Ich sehe eine große Zukunft für unser Material BLISS. Ich habe schon eine breite Produktpalette im Kopf, die ich realisieren will. Es wird einen Bazza-Rucksack geben, eine Toilettentasche, vielleicht sogar ein Bazza-Fahrrad oder auch einen Stuhl und so weiter. Die Möglichkeiten sind fast unbegrenzt. Das Material ist sehr variabel anpassbar, von weich bis hart, in allen Farben und Oberflächen.

Wie misst Bazza den Erfolg seiner Bemühungen zur Abfallvermeidung?

Um ehrlich zu sein, gar nicht. Wir haben ja keinen. Null bleibt Null. Da muss man nichts messen. 

Welche Tipps können Sie anderen Start-ups geben, die ebenfalls eine abfallfreie oder nachhaltige Produktion anstreben?

(Einträge zu Elementboxen)
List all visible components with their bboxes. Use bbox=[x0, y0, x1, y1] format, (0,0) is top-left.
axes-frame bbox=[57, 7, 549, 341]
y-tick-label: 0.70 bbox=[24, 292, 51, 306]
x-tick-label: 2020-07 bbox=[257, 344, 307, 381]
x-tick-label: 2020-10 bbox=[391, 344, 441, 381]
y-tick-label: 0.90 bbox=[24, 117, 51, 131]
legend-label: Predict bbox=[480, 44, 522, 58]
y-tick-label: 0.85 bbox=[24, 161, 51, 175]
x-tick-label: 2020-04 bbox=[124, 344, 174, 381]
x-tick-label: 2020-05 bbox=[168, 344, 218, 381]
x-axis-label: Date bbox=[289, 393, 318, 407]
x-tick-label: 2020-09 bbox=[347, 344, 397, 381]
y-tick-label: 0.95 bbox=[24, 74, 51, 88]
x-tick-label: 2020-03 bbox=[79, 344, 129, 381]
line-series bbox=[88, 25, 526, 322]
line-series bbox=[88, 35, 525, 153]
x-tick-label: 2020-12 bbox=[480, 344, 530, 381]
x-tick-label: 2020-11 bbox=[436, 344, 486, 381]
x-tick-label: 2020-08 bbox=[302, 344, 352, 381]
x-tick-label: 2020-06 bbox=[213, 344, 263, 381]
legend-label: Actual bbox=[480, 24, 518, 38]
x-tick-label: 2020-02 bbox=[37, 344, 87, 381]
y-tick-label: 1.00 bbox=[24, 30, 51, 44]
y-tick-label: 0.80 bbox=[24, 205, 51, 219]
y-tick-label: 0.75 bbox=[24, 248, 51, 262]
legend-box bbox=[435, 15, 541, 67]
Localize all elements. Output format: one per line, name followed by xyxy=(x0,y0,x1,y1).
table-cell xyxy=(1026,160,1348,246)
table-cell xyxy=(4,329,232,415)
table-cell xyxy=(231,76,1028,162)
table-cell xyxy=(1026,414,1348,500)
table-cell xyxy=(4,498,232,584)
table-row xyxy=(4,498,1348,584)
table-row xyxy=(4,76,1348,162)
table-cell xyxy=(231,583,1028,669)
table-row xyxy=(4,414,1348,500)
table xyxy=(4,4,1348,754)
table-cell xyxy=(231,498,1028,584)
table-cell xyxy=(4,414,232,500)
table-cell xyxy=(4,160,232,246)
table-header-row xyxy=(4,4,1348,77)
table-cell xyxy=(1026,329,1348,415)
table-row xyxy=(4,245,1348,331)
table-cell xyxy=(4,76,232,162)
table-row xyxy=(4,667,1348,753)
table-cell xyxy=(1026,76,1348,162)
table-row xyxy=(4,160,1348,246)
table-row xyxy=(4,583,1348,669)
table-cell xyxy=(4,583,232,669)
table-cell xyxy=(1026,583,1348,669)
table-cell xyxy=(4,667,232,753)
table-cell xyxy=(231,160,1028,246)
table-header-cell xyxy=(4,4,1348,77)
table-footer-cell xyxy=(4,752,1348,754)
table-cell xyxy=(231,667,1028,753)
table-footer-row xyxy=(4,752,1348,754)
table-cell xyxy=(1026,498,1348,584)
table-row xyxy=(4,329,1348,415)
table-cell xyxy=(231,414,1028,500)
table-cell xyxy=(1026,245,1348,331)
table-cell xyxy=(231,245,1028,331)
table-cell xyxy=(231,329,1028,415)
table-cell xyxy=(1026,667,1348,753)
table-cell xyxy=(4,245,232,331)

AUFGABE: Fasse den Absatz im vorliegenden Text, der mit „Ich sehe eine große Zukunft“ beginnt, als kurze Stichpunktliste zusammen und behalte dabei seine wesentlichen Aussagen bei.

LÖSUNG:
- Große Zukunft für das Material BLISS
- Geplant ist eine breite Produktpalette, etwa ein Bazza-Rucksack, eine Toilettentasche, vielleicht ein Bazza-Fahrrad oder ein Stuhl.
- Die Möglichkeiten sind fast unbegrenzt.
- Das Material ist sehr variabel anpassbar: von weich bis hart, in allen Farben und Oberflächen.